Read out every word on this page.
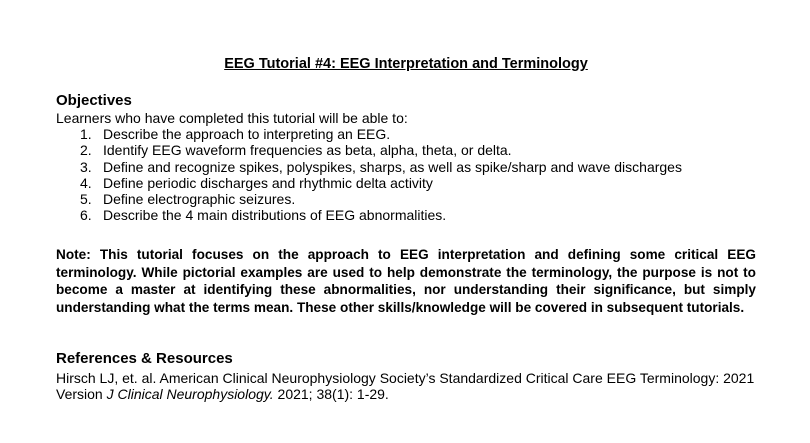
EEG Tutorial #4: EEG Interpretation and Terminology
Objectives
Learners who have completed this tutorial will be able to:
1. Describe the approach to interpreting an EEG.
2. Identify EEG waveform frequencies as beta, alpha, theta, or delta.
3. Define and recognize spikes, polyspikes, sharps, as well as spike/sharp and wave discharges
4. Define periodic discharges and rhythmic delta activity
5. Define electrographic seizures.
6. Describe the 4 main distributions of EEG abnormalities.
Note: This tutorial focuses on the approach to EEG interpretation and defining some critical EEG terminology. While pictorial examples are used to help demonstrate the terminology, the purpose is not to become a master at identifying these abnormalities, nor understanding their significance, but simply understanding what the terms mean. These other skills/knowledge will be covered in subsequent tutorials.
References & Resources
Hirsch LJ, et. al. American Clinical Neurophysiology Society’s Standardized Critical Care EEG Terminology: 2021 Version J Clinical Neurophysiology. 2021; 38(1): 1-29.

==========

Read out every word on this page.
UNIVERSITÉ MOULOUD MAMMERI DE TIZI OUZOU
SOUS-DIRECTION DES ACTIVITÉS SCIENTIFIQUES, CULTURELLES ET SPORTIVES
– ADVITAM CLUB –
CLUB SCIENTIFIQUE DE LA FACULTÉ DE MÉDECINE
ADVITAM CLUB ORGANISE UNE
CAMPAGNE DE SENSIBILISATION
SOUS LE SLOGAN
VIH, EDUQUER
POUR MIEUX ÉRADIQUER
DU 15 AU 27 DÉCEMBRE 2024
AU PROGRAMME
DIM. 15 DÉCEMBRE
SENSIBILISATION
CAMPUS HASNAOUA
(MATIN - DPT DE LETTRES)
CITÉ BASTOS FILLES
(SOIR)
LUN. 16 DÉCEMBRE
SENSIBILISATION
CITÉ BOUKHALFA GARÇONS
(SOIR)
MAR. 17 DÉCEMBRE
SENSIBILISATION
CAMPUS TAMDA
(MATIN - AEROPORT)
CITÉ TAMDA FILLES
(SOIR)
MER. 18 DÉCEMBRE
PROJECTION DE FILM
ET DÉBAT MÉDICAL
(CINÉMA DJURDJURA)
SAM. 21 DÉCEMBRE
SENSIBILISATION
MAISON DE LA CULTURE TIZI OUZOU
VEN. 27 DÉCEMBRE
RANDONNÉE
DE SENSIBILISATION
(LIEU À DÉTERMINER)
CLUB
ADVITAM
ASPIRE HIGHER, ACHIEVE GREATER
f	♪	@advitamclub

==========

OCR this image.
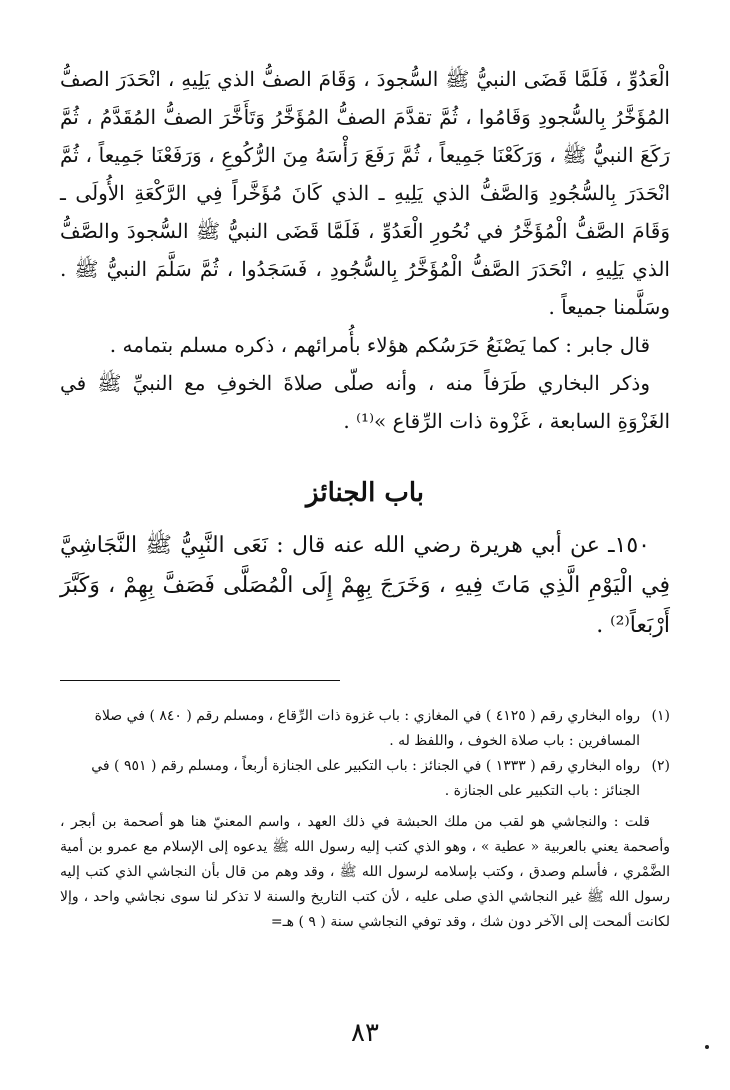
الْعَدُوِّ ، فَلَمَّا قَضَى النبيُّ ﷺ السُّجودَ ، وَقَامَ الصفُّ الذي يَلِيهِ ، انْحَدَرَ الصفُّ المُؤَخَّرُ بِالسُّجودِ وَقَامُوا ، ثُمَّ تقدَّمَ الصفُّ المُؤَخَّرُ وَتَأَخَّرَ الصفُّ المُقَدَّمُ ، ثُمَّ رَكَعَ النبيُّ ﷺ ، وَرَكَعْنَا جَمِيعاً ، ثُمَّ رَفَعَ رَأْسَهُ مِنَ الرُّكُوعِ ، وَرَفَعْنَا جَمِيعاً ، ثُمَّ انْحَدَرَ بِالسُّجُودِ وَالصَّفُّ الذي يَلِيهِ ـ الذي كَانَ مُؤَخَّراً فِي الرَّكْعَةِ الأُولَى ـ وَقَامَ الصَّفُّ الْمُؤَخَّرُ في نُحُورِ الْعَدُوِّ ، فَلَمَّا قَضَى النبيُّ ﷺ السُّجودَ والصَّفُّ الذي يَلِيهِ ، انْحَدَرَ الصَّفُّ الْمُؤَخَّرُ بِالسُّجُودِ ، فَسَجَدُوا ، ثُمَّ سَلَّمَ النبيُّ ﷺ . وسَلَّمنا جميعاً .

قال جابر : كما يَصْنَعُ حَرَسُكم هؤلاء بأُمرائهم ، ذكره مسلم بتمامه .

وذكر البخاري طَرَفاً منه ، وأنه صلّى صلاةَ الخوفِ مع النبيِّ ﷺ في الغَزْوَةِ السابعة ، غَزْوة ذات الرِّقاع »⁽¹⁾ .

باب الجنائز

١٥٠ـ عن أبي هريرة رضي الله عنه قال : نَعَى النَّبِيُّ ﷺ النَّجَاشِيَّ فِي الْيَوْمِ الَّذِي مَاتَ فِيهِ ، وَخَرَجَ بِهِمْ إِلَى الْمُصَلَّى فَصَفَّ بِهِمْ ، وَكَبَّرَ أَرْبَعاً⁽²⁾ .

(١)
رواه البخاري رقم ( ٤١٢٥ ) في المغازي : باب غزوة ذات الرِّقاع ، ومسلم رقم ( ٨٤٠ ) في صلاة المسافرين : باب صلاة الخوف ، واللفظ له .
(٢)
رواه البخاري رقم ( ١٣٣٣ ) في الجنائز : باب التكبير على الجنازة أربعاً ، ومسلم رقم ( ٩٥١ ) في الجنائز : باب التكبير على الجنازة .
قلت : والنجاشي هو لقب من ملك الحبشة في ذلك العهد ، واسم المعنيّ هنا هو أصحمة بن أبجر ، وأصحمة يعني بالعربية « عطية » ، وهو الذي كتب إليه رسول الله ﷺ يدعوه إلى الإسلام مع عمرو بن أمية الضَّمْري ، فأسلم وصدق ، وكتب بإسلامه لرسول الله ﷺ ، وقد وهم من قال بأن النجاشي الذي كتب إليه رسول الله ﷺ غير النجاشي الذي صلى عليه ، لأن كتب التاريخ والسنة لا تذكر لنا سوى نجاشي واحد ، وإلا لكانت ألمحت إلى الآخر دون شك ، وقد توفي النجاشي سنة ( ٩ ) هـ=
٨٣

==========

WORK REQUIRED:
Gather all lines where the word "SOUS" appears.

SOLUTION:
SOUS-DIRECTION DES ACTIVITÉS SCIENTIFIQUES, CULTURELLES ET SPORTIVES
SOUS LE SLOGAN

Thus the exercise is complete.